#### Task requirements
Every record below should be printed exactly as given.

[Data records]
▬▬▬▬▬▬

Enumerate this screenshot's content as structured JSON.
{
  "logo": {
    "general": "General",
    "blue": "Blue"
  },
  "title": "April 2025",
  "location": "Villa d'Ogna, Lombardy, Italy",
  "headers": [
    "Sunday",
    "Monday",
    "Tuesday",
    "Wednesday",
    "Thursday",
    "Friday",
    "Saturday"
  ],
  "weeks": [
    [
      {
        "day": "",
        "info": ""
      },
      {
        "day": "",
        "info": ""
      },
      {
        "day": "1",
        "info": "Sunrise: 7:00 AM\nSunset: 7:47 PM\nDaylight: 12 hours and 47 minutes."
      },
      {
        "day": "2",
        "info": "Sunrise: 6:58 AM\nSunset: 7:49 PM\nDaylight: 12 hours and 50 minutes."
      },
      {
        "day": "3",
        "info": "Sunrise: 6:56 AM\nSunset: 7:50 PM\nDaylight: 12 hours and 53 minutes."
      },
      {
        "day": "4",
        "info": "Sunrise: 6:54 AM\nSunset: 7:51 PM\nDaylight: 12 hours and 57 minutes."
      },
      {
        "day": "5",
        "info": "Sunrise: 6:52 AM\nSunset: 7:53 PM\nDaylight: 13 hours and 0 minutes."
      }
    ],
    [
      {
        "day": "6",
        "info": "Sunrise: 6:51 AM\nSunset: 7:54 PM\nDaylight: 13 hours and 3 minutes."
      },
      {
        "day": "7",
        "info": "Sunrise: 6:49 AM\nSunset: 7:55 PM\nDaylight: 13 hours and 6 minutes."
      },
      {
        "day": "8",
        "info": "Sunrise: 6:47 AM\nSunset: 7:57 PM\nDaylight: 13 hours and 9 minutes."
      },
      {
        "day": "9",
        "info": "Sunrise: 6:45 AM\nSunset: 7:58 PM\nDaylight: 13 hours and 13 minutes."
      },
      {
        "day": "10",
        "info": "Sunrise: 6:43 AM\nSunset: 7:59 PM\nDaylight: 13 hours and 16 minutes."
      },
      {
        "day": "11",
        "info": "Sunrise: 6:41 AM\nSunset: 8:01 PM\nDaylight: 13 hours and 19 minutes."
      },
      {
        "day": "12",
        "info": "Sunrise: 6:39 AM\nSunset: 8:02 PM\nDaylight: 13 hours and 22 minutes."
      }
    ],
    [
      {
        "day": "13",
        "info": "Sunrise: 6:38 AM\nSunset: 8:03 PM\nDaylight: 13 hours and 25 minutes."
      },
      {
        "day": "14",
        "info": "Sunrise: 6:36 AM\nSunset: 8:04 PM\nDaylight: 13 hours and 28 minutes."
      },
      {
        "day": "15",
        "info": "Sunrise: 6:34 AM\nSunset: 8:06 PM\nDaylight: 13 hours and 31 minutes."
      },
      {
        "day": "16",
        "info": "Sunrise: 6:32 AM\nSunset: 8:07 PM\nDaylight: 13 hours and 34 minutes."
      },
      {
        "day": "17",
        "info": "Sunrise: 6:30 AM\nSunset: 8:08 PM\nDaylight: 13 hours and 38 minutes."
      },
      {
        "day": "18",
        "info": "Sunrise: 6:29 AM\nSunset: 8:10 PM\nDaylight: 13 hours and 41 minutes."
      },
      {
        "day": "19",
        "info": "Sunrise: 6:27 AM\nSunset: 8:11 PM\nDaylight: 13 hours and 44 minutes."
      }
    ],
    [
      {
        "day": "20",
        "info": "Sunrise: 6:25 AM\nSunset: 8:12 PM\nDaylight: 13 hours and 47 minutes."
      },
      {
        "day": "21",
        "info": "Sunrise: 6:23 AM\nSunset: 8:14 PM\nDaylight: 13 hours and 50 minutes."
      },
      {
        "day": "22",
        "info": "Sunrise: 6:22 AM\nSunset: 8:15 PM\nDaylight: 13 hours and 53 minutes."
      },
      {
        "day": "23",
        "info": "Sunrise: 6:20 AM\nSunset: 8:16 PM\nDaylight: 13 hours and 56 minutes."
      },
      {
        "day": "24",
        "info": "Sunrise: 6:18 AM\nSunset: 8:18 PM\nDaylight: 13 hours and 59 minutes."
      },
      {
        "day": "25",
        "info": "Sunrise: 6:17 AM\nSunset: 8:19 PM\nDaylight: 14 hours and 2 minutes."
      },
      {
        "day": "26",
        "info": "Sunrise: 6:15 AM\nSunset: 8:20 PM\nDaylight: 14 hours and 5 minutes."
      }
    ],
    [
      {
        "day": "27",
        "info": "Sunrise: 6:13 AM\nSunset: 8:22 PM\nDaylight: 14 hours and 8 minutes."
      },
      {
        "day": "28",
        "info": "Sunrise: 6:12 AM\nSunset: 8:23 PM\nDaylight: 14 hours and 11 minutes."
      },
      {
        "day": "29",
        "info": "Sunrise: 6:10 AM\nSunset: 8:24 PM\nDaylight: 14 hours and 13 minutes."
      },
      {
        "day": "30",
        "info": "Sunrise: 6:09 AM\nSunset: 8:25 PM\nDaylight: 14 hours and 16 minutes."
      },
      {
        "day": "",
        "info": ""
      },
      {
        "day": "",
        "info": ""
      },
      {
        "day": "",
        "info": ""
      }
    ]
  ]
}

▬▬▬▬▬▬

#### Expected answer
Enumerate this screenshot's content as structured JSON.
{
  "logo": {
    "general": "General",
    "blue": "Blue"
  },
  "title": "April 2025",
  "location": "Villa d'Ogna, Lombardy, Italy",
  "headers": [
    "Sunday",
    "Monday",
    "Tuesday",
    "Wednesday",
    "Thursday",
    "Friday",
    "Saturday"
  ],
  "weeks": [
    [
      {
        "day": "",
        "info": ""
      },
      {
        "day": "",
        "info": ""
      },
      {
        "day": "1",
        "info": "Sunrise: 7:00 AM\nSunset: 7:47 PM\nDaylight: 12 hours and 47 minutes."
      },
      {
        "day": "2",
        "info": "Sunrise: 6:58 AM\nSunset: 7:49 PM\nDaylight: 12 hours and 50 minutes."
      },
      {
        "day": "3",
        "info": "Sunrise: 6:56 AM\nSunset: 7:50 PM\nDaylight: 12 hours and 53 minutes."
      },
      {
        "day": "4",
        "info": "Sunrise: 6:54 AM\nSunset: 7:51 PM\nDaylight: 12 hours and 57 minutes."
      },
      {
        "day": "5",
        "info": "Sunrise: 6:52 AM\nSunset: 7:53 PM\nDaylight: 13 hours and 0 minutes."
      }
    ],
    [
      {
        "day": "6",
        "info": "Sunrise: 6:51 AM\nSunset: 7:54 PM\nDaylight: 13 hours and 3 minutes."
      },
      {
        "day": "7",
        "info": "Sunrise: 6:49 AM\nSunset: 7:55 PM\nDaylight: 13 hours and 6 minutes."
      },
      {
        "day": "8",
        "info": "Sunrise: 6:47 AM\nSunset: 7:57 PM\nDaylight: 13 hours and 9 minutes."
      },
      {
        "day": "9",
        "info": "Sunrise: 6:45 AM\nSunset: 7:58 PM\nDaylight: 13 hours and 13 minutes."
      },
      {
        "day": "10",
        "info": "Sunrise: 6:43 AM\nSunset: 7:59 PM\nDaylight: 13 hours and 16 minutes."
      },
      {
        "day": "11",
        "info": "Sunrise: 6:41 AM\nSunset: 8:01 PM\nDaylight: 13 hours and 19 minutes."
      },
      {
        "day": "12",
        "info": "Sunrise: 6:39 AM\nSunset: 8:02 PM\nDaylight: 13 hours and 22 minutes."
      }
    ],
    [
      {
        "day": "13",
        "info": "Sunrise: 6:38 AM\nSunset: 8:03 PM\nDaylight: 13 hours and 25 minutes."
      },
      {
        "day": "14",
        "info": "Sunrise: 6:36 AM\nSunset: 8:04 PM\nDaylight: 13 hours and 28 minutes."
      },
      {
        "day": "15",
        "info": "Sunrise: 6:34 AM\nSunset: 8:06 PM\nDaylight: 13 hours and 31 minutes."
      },
      {
        "day": "16",
        "info": "Sunrise: 6:32 AM\nSunset: 8:07 PM\nDaylight: 13 hours and 34 minutes."
      },
      {
        "day": "17",
        "info": "Sunrise: 6:30 AM\nSunset: 8:08 PM\nDaylight: 13 hours and 38 minutes."
      },
      {
        "day": "18",
        "info": "Sunrise: 6:29 AM\nSunset: 8:10 PM\nDaylight: 13 hours and 41 minutes."
      },
      {
        "day": "19",
        "info": "Sunrise: 6:27 AM\nSunset: 8:11 PM\nDaylight: 13 hours and 44 minutes."
      }
    ],
    [
      {
        "day": "20",
        "info": "Sunrise: 6:25 AM\nSunset: 8:12 PM\nDaylight: 13 hours and 47 minutes."
      },
      {
        "day": "21",
        "info": "Sunrise: 6:23 AM\nSunset: 8:14 PM\nDaylight: 13 hours and 50 minutes."
      },
      {
        "day": "22",
        "info": "Sunrise: 6:22 AM\nSunset: 8:15 PM\nDaylight: 13 hours and 53 minutes."
      },
      {
        "day": "23",
        "info": "Sunrise: 6:20 AM\nSunset: 8:16 PM\nDaylight: 13 hours and 56 minutes."
      },
      {
        "day": "24",
        "info": "Sunrise: 6:18 AM\nSunset: 8:18 PM\nDaylight: 13 hours and 59 minutes."
      },
      {
        "day": "25",
        "info": "Sunrise: 6:17 AM\nSunset: 8:19 PM\nDaylight: 14 hours and 2 minutes."
      },
      {
        "day": "26",
        "info": "Sunrise: 6:15 AM\nSunset: 8:20 PM\nDaylight: 14 hours and 5 minutes."
      }
    ],
    [
      {
        "day": "27",
        "info": "Sunrise: 6:13 AM\nSunset: 8:22 PM\nDaylight: 14 hours and 8 minutes."
      },
      {
        "day": "28",
        "info": "Sunrise: 6:12 AM\nSunset: 8:23 PM\nDaylight: 14 hours and 11 minutes."
      },
      {
        "day": "29",
        "info": "Sunrise: 6:10 AM\nSunset: 8:24 PM\nDaylight: 14 hours and 13 minutes."
      },
      {
        "day": "30",
        "info": "Sunrise: 6:09 AM\nSunset: 8:25 PM\nDaylight: 14 hours and 16 minutes."
      },
      {
        "day": "",
        "info": ""
      },
      {
        "day": "",
        "info": ""
      },
      {
        "day": "",
        "info": ""
      }
    ]
  ]
}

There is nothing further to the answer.